====== SUPPLIED MATERIAL ======

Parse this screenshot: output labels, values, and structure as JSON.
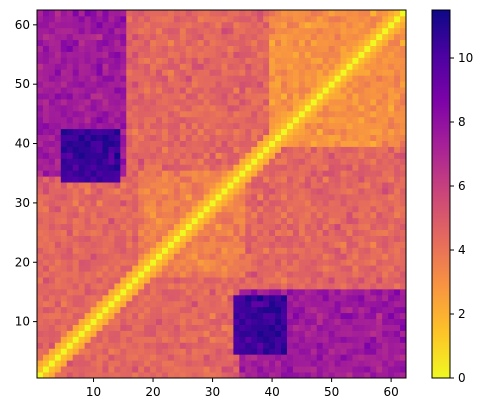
{
  "chart_data": {
    "type": "heatmap",
    "title": "",
    "xlabel": "",
    "ylabel": "",
    "colormap": "plasma_r",
    "matrix_size": 62,
    "xlim": [
      1,
      62
    ],
    "ylim": [
      1,
      62
    ],
    "x_ticks": [
      10,
      20,
      30,
      40,
      50,
      60
    ],
    "y_ticks": [
      10,
      20,
      30,
      40,
      50,
      60
    ],
    "colorbar": {
      "min": 0,
      "max": 11.5,
      "ticks": [
        0,
        2,
        4,
        6,
        8,
        10
      ]
    },
    "diagonal_value": 0,
    "regions": [
      {
        "x_range": [
          1,
          62
        ],
        "y_range": [
          1,
          62
        ],
        "approx_value": 4.5
      },
      {
        "x_range": [
          1,
          15
        ],
        "y_range": [
          35,
          62
        ],
        "approx_value": 7.5
      },
      {
        "x_range": [
          35,
          62
        ],
        "y_range": [
          1,
          15
        ],
        "approx_value": 7.5
      },
      {
        "x_range": [
          5,
          14
        ],
        "y_range": [
          34,
          42
        ],
        "approx_value": 10.5
      },
      {
        "x_range": [
          34,
          42
        ],
        "y_range": [
          5,
          14
        ],
        "approx_value": 10.5
      },
      {
        "x_range": [
          18,
          35
        ],
        "y_range": [
          18,
          35
        ],
        "approx_value": 3.5
      },
      {
        "x_range": [
          40,
          62
        ],
        "y_range": [
          40,
          62
        ],
        "approx_value": 3
      }
    ],
    "note": ""
  }
}
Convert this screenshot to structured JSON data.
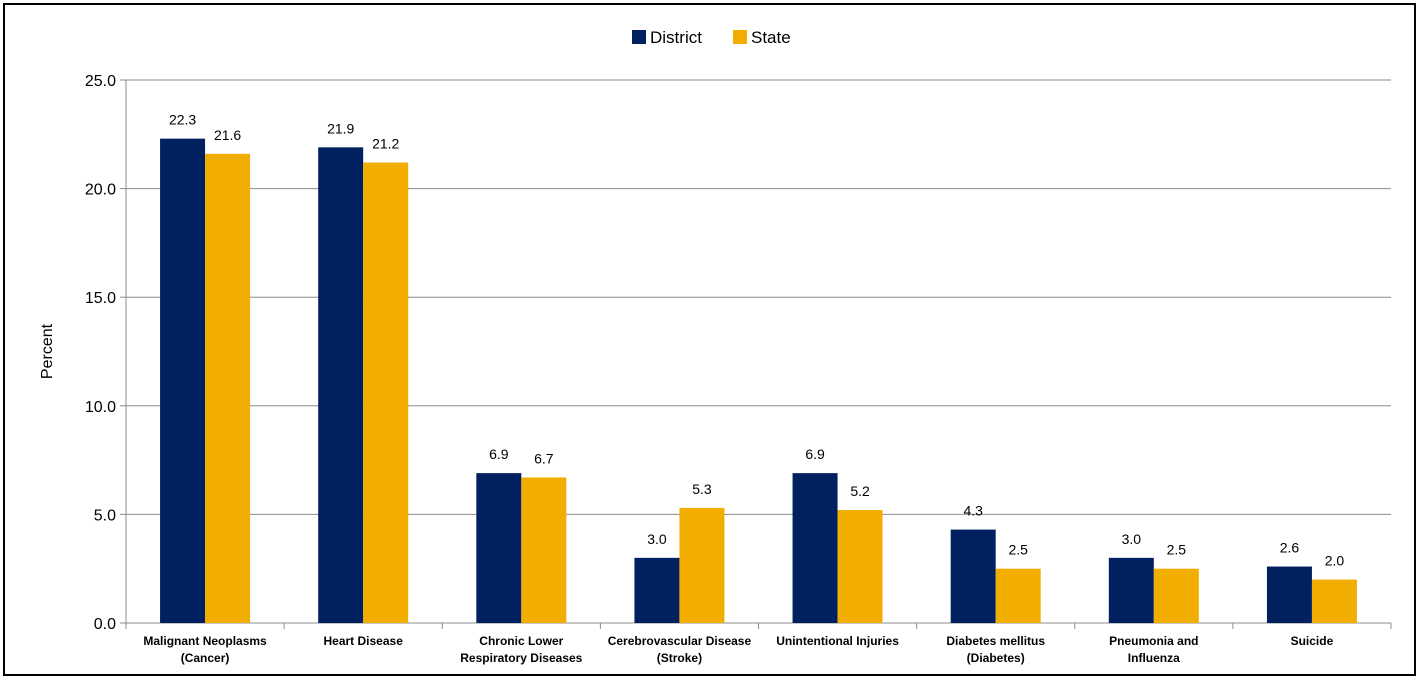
{
  "chart_data": {
    "type": "bar",
    "title": "",
    "xlabel": "",
    "ylabel": "Percent",
    "ylim": [
      0,
      25
    ],
    "yticks": [
      "0.0",
      "5.0",
      "10.0",
      "15.0",
      "20.0",
      "25.0"
    ],
    "grid": true,
    "legend_position": "top-center",
    "categories": [
      [
        "Malignant Neoplasms",
        "(Cancer)"
      ],
      [
        "Heart Disease"
      ],
      [
        "Chronic Lower",
        "Respiratory Diseases"
      ],
      [
        "Cerebrovascular Disease",
        "(Stroke)"
      ],
      [
        "Unintentional Injuries"
      ],
      [
        "Diabetes mellitus",
        "(Diabetes)"
      ],
      [
        "Pneumonia and",
        "Influenza"
      ],
      [
        "Suicide"
      ]
    ],
    "series": [
      {
        "name": "District",
        "color": "#002060",
        "values": [
          22.3,
          21.9,
          6.9,
          3.0,
          6.9,
          4.3,
          3.0,
          2.6
        ],
        "labels": [
          "22.3",
          "21.9",
          "6.9",
          "3.0",
          "6.9",
          "4.3",
          "3.0",
          "2.6"
        ]
      },
      {
        "name": "State",
        "color": "#F2AE00",
        "values": [
          21.6,
          21.2,
          6.7,
          5.3,
          5.2,
          2.5,
          2.5,
          2.0
        ],
        "labels": [
          "21.6",
          "21.2",
          "6.7",
          "5.3",
          "5.2",
          "2.5",
          "2.5",
          "2.0"
        ]
      }
    ]
  }
}
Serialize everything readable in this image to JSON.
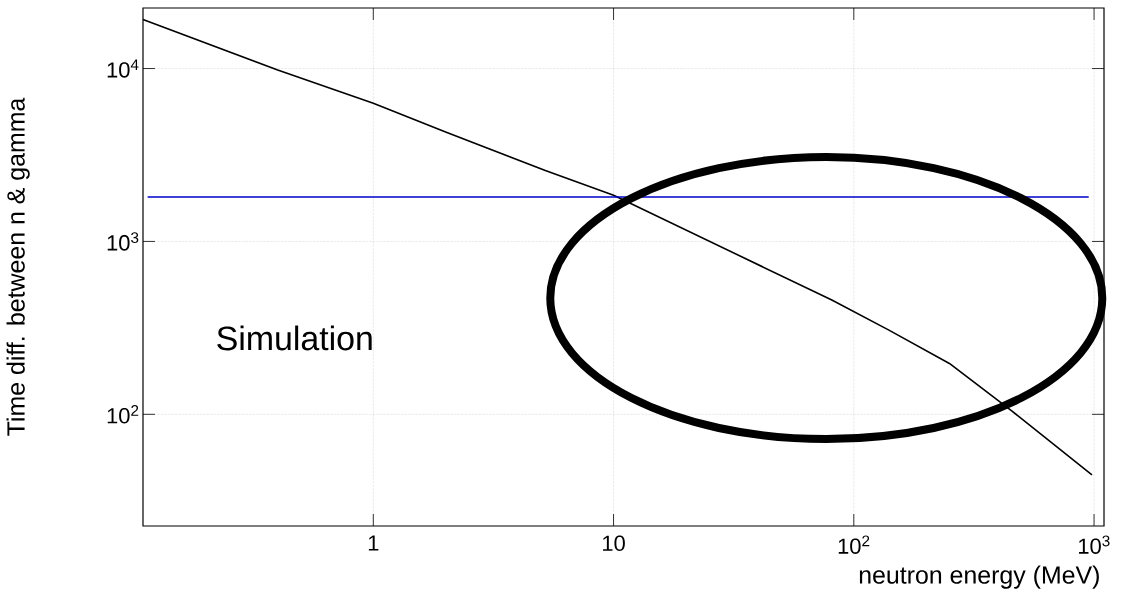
{
  "chart_data": {
    "type": "line",
    "xlabel": "neutron energy (MeV)",
    "ylabel": "Time diff. between n & gamma",
    "log": "xy",
    "grid": true,
    "marker": "none",
    "line_style": "solid",
    "xlim": [
      0.11,
      1100
    ],
    "ylim": [
      22.6,
      22400
    ],
    "xticks": [
      1,
      10,
      {
        "value": 100,
        "label": "10$^{2}$"
      },
      {
        "value": 1000,
        "label": "10$^{3}$"
      }
    ],
    "yticks": [
      {
        "value": 100,
        "label": "10$^{2}$"
      },
      {
        "value": 1000,
        "label": "10$^{3}$"
      },
      {
        "value": 10000,
        "label": "10$^{4}$"
      }
    ],
    "series": [
      {
        "color": "#000000",
        "x": [
          0.11,
          0.4,
          1,
          2,
          5.2,
          10,
          81,
          140,
          250,
          457,
          980
        ],
        "values": [
          19200,
          9800,
          6300,
          4300,
          2570,
          1850,
          458,
          307,
          197,
          104,
          44.6
        ]
      }
    ],
    "ref_lines": [
      {
        "axis": "y",
        "value": 1810,
        "color": "#0000cc"
      }
    ],
    "annotations": [
      "Simulation"
    ]
  }
}
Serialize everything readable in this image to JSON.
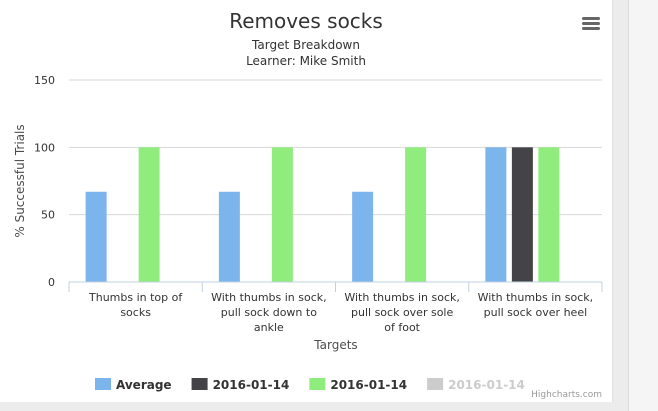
{
  "chart_data": {
    "type": "bar",
    "title": "Removes socks",
    "subtitle_lines": [
      "Target Breakdown",
      "Learner: Mike Smith"
    ],
    "xlabel": "Targets",
    "ylabel": "% Successful Trials",
    "ylim": [
      0,
      150
    ],
    "yticks": [
      0,
      50,
      100,
      150
    ],
    "categories": [
      [
        "Thumbs in top of",
        "socks"
      ],
      [
        "With thumbs in sock,",
        "pull sock down to",
        "ankle"
      ],
      [
        "With thumbs in sock,",
        "pull sock over sole",
        "of foot"
      ],
      [
        "With thumbs in sock,",
        "pull sock over heel"
      ]
    ],
    "series": [
      {
        "name": "Average",
        "color": "#7cb5ec",
        "values": [
          67,
          67,
          67,
          100
        ],
        "visible": true
      },
      {
        "name": "2016-01-14",
        "color": "#434348",
        "values": [
          null,
          null,
          null,
          100
        ],
        "visible": true
      },
      {
        "name": "2016-01-14",
        "color": "#90ed7d",
        "values": [
          100,
          100,
          100,
          100
        ],
        "visible": true
      },
      {
        "name": "2016-01-14",
        "color": "#cccccc",
        "values": [
          null,
          null,
          null,
          null
        ],
        "visible": false
      }
    ],
    "grid": true,
    "legend_position": "bottom"
  },
  "credits": "Highcharts.com",
  "icons": {
    "menu": "hamburger-menu-icon"
  }
}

======

[PROBLEM DESCRIPTION] Copy out all the data exactly; skip the pictures.

[TASK SOLUTION]
Parse this screenshot: output labels, values, and structure as JSON.
{
  "chart_data": {
    "type": "heatmap",
    "title": "",
    "xlabel": "",
    "ylabel": "",
    "colormap": "plasma_r",
    "matrix_size": 62,
    "xlim": [
      1,
      62
    ],
    "ylim": [
      1,
      62
    ],
    "x_ticks": [
      10,
      20,
      30,
      40,
      50,
      60
    ],
    "y_ticks": [
      10,
      20,
      30,
      40,
      50,
      60
    ],
    "colorbar": {
      "min": 0,
      "max": 11.5,
      "ticks": [
        0,
        2,
        4,
        6,
        8,
        10
      ]
    },
    "diagonal_value": 0,
    "regions": [
      {
        "x_range": [
          1,
          62
        ],
        "y_range": [
          1,
          62
        ],
        "approx_value": 4.5
      },
      {
        "x_range": [
          1,
          15
        ],
        "y_range": [
          35,
          62
        ],
        "approx_value": 7.5
      },
      {
        "x_range": [
          35,
          62
        ],
        "y_range": [
          1,
          15
        ],
        "approx_value": 7.5
      },
      {
        "x_range": [
          5,
          14
        ],
        "y_range": [
          34,
          42
        ],
        "approx_value": 10.5
      },
      {
        "x_range": [
          34,
          42
        ],
        "y_range": [
          5,
          14
        ],
        "approx_value": 10.5
      },
      {
        "x_range": [
          18,
          35
        ],
        "y_range": [
          18,
          35
        ],
        "approx_value": 3.5
      },
      {
        "x_range": [
          40,
          62
        ],
        "y_range": [
          40,
          62
        ],
        "approx_value": 3
      }
    ],
    "note": ""
  }
}
Convert this screenshot to structured JSON data.
{
  "chart_data": {
    "type": "bar",
    "title": "",
    "xlabel": "",
    "ylabel": "Percent",
    "ylim": [
      0,
      25
    ],
    "yticks": [
      "0.0",
      "5.0",
      "10.0",
      "15.0",
      "20.0",
      "25.0"
    ],
    "grid": true,
    "legend_position": "top-center",
    "categories": [
      [
        "Malignant Neoplasms",
        "(Cancer)"
      ],
      [
        "Heart Disease"
      ],
      [
        "Chronic Lower",
        "Respiratory Diseases"
      ],
      [
        "Cerebrovascular Disease",
        "(Stroke)"
      ],
      [
        "Unintentional Injuries"
      ],
      [
        "Diabetes mellitus",
        "(Diabetes)"
      ],
      [
        "Pneumonia and",
        "Influenza"
      ],
      [
        "Suicide"
      ]
    ],
    "series": [
      {
        "name": "District",
        "color": "#002060",
        "values": [
          22.3,
          21.9,
          6.9,
          3.0,
          6.9,
          4.3,
          3.0,
          2.6
        ],
        "labels": [
          "22.3",
          "21.9",
          "6.9",
          "3.0",
          "6.9",
          "4.3",
          "3.0",
          "2.6"
        ]
      },
      {
        "name": "State",
        "color": "#F2AE00",
        "values": [
          21.6,
          21.2,
          6.7,
          5.3,
          5.2,
          2.5,
          2.5,
          2.0
        ],
        "labels": [
          "21.6",
          "21.2",
          "6.7",
          "5.3",
          "5.2",
          "2.5",
          "2.5",
          "2.0"
        ]
      }
    ]
  }
}
Serialize everything readable in this image to JSON.
{
  "chart_data": {
    "type": "line",
    "xlabel": "neutron energy (MeV)",
    "ylabel": "Time diff. between n & gamma",
    "log": "xy",
    "grid": true,
    "marker": "none",
    "line_style": "solid",
    "xlim": [
      0.11,
      1100
    ],
    "ylim": [
      22.6,
      22400
    ],
    "xticks": [
      1,
      10,
      {
        "value": 100,
        "label": "10$^{2}$"
      },
      {
        "value": 1000,
        "label": "10$^{3}$"
      }
    ],
    "yticks": [
      {
        "value": 100,
        "label": "10$^{2}$"
      },
      {
        "value": 1000,
        "label": "10$^{3}$"
      },
      {
        "value": 10000,
        "label": "10$^{4}$"
      }
    ],
    "series": [
      {
        "color": "#000000",
        "x": [
          0.11,
          0.4,
          1,
          2,
          5.2,
          10,
          81,
          140,
          250,
          457,
          980
        ],
        "values": [
          19200,
          9800,
          6300,
          4300,
          2570,
          1850,
          458,
          307,
          197,
          104,
          44.6
        ]
      }
    ],
    "ref_lines": [
      {
        "axis": "y",
        "value": 1810,
        "color": "#0000cc"
      }
    ],
    "annotations": [
      "Simulation"
    ]
  }
}
Serialize everything readable in this image to JSON.
{
  "chart_data": {
    "type": "bar",
    "title": "Removes socks",
    "subtitle_lines": [
      "Target Breakdown",
      "Learner: Mike Smith"
    ],
    "xlabel": "Targets",
    "ylabel": "% Successful Trials",
    "ylim": [
      0,
      150
    ],
    "yticks": [
      0,
      50,
      100,
      150
    ],
    "categories": [
      [
        "Thumbs in top of",
        "socks"
      ],
      [
        "With thumbs in sock,",
        "pull sock down to",
        "ankle"
      ],
      [
        "With thumbs in sock,",
        "pull sock over sole",
        "of foot"
      ],
      [
        "With thumbs in sock,",
        "pull sock over heel"
      ]
    ],
    "series": [
      {
        "name": "Average",
        "color": "#7cb5ec",
        "values": [
          67,
          67,
          67,
          100
        ],
        "visible": true
      },
      {
        "name": "2016-01-14",
        "color": "#434348",
        "values": [
          null,
          null,
          null,
          100
        ],
        "visible": true
      },
      {
        "name": "2016-01-14",
        "color": "#90ed7d",
        "values": [
          100,
          100,
          100,
          100
        ],
        "visible": true
      },
      {
        "name": "2016-01-14",
        "color": "#cccccc",
        "values": [
          null,
          null,
          null,
          null
        ],
        "visible": false
      }
    ],
    "grid": true,
    "legend_position": "bottom"
  },
  "credits": "Highcharts.com",
  "icons": {
    "menu": "hamburger-menu-icon"
  }
}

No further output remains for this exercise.